FRAGMENTO —
——————————

FRANCISCO MARTÍNEZ CUADRADO


Tengo el gusto de presentar en este museo Gaya, que merecería mejor trato del que se le viene dando en estos tiempos, La piel profunda, libro de poemas de Sebastián Mondéjar, el quinto que ve la luz. Poeta, músico, pintor… Sebastián es un artista integral, pero, sobre todo, es un artista íntegro que se acerca a la creación desde la más absoluta honestidad. De las muchas definiciones que se han dado de la poesía, la que mejor se aviene con la de Sebas es la que formuló Antonio Machado: “Unas pocas palabras verdaderas”. Es esa verdad poética y vital la que se impone en sus versos, una poesía donde no falta, desde luego el oficio, pero donde se destierra el artificio, poesía que transmite una impresión de sencillez, que no es facilidad, sino naturalidad, observación humilde de la vida y discurrir sereno de la inspiración. Poesía también comprometida, vehículo estético de una ética vital, porque como dice en uno de sus versos “Lo bello está al servicio de lo honesto” (“Víctor Hugo en Jersey”).

——————————

DATOS REGISTRADOS —
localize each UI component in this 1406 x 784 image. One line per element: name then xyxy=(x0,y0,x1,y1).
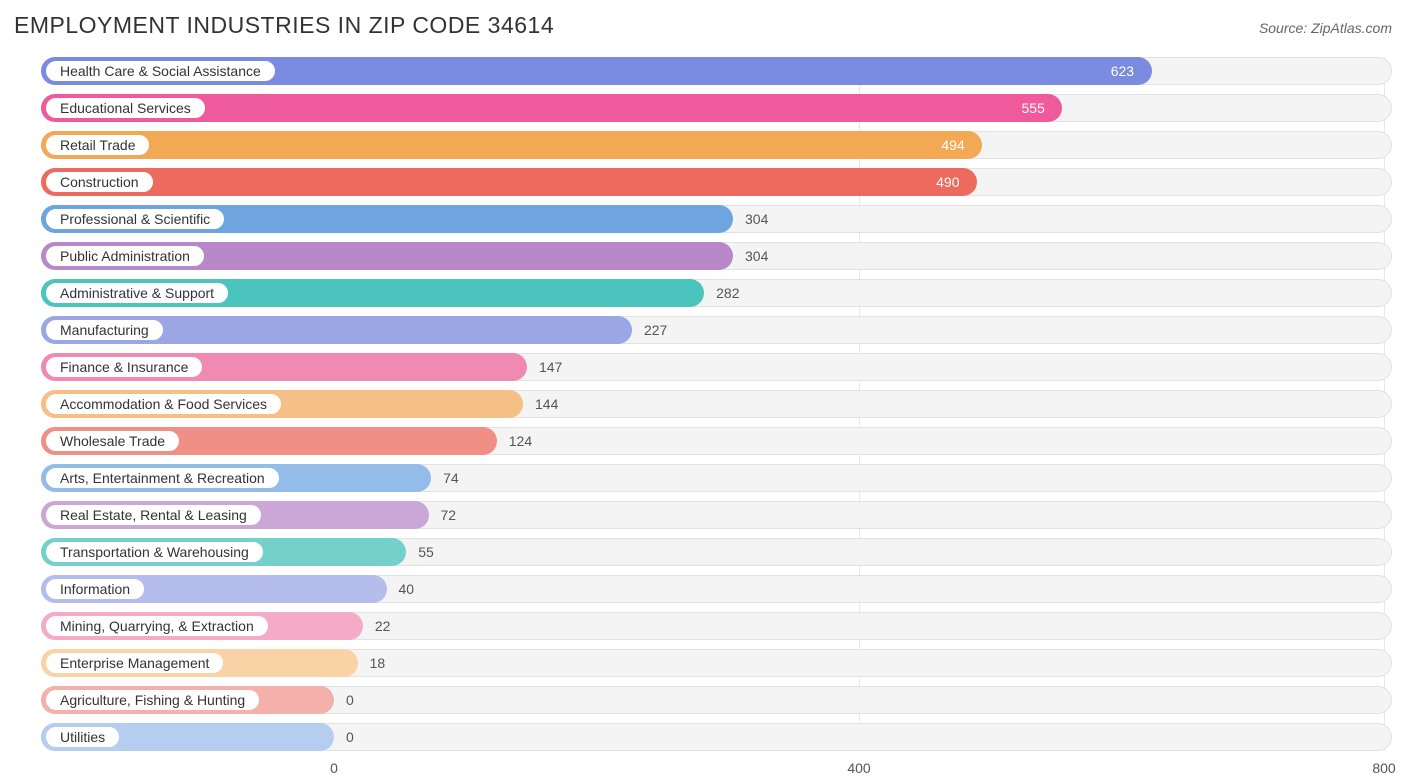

——————————

ENUNCIADO —
Explica, según el fragmento, por qué la poesía de Sebastián Mondéjar se describe como "vehículo estético de una ética vital". Responde en una o dos oraciones.

RESPUESTA —
Se describe así porque, como dice el propio poeta en uno de sus versos, "Lo bello está al servicio de lo honesto" ("Víctor Hugo en Jersey").